* _Direction_
Across the entries below, how many lines contain the word "this"? Give the number alone.

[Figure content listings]
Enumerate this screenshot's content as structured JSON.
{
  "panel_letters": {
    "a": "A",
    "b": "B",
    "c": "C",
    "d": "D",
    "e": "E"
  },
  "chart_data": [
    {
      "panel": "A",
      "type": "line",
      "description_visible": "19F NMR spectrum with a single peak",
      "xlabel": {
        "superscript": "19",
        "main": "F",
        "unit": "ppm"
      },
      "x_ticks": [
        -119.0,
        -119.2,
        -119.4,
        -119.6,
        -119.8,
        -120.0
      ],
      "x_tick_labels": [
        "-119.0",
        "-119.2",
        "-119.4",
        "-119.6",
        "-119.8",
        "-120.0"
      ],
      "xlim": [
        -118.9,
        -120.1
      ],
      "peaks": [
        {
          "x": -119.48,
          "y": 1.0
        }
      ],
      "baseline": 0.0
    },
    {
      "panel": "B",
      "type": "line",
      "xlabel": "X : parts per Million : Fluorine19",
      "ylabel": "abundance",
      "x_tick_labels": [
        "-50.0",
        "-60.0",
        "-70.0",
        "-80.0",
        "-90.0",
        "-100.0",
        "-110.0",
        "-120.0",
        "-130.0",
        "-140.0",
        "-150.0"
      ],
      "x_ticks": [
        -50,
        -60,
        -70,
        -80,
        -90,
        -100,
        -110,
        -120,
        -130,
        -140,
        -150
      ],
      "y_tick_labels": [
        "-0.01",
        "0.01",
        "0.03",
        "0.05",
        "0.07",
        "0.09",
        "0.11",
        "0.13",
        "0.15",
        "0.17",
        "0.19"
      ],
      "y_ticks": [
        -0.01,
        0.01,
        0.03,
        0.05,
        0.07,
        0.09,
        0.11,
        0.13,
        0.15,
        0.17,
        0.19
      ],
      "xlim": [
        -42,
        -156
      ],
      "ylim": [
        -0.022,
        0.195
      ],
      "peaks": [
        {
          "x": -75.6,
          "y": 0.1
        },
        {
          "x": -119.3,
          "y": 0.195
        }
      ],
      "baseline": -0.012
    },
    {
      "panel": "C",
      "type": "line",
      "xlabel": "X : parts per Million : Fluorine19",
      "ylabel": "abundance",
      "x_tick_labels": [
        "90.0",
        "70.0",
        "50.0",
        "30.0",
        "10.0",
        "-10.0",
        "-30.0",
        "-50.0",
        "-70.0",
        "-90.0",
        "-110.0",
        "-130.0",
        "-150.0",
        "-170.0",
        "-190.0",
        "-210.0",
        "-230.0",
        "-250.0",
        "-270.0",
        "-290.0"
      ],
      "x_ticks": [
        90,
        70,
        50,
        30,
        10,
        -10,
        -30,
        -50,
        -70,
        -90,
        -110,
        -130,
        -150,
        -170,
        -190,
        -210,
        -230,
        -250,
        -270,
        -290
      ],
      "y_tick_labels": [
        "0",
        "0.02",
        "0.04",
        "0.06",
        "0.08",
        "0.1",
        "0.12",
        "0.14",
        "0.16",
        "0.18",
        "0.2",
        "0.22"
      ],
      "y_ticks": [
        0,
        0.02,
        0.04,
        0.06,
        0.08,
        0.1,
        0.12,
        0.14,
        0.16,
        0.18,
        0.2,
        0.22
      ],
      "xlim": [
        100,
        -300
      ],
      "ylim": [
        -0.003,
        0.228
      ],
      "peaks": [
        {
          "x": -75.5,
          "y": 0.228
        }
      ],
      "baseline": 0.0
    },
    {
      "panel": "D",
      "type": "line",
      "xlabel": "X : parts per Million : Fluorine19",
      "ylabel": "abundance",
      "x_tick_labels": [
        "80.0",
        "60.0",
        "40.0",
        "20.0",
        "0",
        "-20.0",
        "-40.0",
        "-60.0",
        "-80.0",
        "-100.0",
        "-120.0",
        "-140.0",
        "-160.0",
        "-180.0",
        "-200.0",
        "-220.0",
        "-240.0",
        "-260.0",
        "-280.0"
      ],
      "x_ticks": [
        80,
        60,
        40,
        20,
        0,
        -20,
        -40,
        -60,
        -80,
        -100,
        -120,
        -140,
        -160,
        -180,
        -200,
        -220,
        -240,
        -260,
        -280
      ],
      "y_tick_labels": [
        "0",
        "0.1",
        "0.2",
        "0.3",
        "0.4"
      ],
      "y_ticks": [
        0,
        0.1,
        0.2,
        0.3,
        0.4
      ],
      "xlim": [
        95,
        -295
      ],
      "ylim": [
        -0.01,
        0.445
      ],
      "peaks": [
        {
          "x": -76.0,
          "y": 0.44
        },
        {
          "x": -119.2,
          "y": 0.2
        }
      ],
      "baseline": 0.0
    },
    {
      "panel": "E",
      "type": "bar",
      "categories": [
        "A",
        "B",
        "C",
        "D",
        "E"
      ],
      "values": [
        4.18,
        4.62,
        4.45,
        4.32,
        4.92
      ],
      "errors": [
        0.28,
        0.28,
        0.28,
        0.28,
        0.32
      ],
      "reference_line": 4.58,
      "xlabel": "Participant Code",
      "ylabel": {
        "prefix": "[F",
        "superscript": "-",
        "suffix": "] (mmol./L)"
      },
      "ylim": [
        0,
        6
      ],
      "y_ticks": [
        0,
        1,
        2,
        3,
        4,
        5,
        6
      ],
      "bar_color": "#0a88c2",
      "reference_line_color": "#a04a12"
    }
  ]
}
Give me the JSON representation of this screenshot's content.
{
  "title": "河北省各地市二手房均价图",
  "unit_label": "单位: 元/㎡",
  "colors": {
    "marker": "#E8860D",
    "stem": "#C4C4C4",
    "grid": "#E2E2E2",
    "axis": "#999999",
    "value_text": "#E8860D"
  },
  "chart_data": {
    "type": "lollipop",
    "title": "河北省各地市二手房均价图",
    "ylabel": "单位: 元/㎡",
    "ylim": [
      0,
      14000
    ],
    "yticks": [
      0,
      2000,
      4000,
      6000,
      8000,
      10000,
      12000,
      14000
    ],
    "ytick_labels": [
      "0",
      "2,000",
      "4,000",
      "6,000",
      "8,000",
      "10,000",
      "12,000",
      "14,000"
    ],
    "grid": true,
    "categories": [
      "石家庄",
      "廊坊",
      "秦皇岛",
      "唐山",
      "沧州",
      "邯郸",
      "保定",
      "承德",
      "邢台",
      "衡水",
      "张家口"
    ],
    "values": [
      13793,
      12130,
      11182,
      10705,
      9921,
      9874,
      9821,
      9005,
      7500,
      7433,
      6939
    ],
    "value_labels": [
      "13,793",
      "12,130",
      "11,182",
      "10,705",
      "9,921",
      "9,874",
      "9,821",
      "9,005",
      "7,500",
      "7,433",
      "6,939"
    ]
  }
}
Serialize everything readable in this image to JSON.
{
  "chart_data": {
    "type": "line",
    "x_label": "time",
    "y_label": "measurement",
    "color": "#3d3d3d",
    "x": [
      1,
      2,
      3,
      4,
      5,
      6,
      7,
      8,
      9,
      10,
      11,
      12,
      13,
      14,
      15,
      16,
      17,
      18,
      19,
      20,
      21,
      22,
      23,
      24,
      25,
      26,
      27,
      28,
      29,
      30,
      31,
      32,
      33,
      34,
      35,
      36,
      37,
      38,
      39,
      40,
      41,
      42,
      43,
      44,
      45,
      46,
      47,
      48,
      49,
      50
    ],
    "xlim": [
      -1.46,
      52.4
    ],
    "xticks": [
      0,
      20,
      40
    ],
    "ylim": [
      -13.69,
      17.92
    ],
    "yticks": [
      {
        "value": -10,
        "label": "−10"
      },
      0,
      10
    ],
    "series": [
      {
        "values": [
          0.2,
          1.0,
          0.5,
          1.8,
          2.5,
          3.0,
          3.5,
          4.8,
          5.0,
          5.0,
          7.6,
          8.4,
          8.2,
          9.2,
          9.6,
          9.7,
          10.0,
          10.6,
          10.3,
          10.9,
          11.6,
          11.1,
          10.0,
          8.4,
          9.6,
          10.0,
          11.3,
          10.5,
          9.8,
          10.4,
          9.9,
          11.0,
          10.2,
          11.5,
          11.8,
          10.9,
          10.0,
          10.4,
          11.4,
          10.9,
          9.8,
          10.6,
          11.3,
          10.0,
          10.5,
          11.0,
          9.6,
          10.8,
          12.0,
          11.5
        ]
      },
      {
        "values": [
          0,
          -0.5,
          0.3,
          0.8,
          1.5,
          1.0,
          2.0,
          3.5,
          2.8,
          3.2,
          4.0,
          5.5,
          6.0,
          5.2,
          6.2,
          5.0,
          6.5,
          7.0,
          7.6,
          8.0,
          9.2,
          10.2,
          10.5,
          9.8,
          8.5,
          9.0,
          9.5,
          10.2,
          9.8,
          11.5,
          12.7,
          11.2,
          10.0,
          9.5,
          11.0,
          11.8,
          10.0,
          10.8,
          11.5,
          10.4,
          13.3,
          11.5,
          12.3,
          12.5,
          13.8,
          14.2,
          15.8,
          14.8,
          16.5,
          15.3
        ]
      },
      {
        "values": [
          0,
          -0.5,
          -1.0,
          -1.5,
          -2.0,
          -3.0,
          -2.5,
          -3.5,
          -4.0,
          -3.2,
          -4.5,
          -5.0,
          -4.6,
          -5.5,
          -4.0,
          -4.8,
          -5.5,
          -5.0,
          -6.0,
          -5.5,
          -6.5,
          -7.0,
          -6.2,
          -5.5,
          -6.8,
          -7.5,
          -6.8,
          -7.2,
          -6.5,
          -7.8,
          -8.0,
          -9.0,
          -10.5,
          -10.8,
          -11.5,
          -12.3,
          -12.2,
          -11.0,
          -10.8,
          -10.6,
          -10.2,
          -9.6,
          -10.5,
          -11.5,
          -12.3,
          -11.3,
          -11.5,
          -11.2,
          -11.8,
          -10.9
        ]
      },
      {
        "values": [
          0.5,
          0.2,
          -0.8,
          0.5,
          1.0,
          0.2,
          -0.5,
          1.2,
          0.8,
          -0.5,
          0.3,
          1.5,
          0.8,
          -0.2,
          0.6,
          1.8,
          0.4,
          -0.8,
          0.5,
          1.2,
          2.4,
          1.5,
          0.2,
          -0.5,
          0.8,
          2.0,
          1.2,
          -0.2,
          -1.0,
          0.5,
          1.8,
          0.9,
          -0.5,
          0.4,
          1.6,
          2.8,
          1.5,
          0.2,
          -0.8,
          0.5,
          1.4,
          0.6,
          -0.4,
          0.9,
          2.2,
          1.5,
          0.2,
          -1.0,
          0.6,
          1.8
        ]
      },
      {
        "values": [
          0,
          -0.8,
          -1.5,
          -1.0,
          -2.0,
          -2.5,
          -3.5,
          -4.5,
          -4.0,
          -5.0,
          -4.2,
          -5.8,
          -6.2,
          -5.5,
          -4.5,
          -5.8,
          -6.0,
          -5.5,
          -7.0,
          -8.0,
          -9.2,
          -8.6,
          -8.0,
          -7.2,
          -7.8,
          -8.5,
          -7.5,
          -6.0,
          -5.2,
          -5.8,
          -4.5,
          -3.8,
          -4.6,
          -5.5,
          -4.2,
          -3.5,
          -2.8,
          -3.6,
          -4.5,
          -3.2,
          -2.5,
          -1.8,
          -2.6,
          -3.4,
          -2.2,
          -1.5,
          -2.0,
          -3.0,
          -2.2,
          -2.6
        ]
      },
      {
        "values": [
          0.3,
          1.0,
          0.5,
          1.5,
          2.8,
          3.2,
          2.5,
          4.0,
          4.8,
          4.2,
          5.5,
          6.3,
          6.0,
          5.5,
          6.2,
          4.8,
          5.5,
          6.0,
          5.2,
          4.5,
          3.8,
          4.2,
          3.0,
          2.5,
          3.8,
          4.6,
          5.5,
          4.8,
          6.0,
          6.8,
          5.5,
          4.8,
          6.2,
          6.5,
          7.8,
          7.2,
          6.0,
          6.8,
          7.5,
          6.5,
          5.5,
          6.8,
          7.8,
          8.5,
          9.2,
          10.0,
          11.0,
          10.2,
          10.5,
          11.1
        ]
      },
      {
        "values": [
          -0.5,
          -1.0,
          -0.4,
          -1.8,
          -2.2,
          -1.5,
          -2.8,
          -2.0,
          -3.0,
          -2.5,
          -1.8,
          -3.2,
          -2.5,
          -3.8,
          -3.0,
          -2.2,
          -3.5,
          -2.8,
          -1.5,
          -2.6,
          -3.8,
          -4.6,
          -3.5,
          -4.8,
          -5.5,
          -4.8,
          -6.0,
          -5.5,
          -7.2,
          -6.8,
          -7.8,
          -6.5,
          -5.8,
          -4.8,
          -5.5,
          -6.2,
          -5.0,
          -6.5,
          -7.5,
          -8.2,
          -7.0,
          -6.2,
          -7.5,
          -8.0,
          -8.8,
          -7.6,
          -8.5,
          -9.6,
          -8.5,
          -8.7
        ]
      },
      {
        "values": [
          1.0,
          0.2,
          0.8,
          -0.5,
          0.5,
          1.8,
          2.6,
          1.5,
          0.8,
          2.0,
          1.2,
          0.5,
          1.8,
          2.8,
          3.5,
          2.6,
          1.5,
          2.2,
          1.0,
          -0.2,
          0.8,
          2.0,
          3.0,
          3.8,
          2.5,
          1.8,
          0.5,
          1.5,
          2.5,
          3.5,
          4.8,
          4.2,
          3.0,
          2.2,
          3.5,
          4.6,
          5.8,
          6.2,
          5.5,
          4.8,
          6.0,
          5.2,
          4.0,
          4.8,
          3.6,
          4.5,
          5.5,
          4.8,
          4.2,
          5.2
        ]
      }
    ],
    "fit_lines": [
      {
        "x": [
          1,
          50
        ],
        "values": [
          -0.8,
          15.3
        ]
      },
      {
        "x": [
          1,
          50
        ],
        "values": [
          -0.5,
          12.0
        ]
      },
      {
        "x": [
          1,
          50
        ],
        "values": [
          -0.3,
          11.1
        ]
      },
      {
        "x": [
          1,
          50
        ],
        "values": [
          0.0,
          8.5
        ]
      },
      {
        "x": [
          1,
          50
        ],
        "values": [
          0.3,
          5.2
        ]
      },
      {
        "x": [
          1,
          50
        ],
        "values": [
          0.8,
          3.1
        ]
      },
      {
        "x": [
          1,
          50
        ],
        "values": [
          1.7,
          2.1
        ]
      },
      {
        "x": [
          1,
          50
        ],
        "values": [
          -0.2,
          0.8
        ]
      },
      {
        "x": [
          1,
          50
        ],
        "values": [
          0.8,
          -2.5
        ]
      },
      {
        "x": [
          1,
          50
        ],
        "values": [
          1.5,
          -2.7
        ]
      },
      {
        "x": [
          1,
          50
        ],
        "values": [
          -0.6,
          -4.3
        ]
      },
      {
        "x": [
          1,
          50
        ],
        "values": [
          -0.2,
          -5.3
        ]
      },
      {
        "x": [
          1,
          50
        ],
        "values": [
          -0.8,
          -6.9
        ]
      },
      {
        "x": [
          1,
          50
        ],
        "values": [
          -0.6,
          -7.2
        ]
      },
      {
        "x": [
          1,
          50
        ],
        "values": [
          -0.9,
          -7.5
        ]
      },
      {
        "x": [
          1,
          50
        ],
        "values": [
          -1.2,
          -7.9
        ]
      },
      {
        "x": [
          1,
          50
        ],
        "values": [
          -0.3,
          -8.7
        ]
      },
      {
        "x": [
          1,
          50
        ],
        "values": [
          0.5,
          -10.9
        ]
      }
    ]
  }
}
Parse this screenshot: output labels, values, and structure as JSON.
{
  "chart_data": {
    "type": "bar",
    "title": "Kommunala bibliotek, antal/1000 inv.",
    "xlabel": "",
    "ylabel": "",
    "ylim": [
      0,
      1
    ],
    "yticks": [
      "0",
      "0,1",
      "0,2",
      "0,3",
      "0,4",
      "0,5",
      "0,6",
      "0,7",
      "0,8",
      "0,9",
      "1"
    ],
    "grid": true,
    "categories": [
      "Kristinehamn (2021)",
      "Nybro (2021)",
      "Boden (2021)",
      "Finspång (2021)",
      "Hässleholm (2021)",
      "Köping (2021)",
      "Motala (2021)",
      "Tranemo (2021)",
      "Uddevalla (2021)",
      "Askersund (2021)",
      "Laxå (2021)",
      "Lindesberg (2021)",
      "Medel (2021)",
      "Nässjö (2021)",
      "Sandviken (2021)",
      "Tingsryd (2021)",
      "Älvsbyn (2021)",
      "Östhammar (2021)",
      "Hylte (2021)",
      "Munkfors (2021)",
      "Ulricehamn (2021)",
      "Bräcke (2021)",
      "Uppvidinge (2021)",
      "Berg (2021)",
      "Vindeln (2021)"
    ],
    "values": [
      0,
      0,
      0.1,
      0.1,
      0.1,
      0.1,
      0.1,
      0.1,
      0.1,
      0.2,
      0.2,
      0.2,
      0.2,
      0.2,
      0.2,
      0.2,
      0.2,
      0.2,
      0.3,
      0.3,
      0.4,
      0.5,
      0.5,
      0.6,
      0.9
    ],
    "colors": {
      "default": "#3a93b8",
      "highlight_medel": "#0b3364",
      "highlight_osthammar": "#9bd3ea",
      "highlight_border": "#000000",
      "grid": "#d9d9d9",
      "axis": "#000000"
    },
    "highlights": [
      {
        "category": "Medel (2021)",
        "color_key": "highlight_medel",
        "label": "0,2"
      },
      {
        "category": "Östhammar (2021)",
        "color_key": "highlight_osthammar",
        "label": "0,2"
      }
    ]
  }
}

* _Exercise output_
4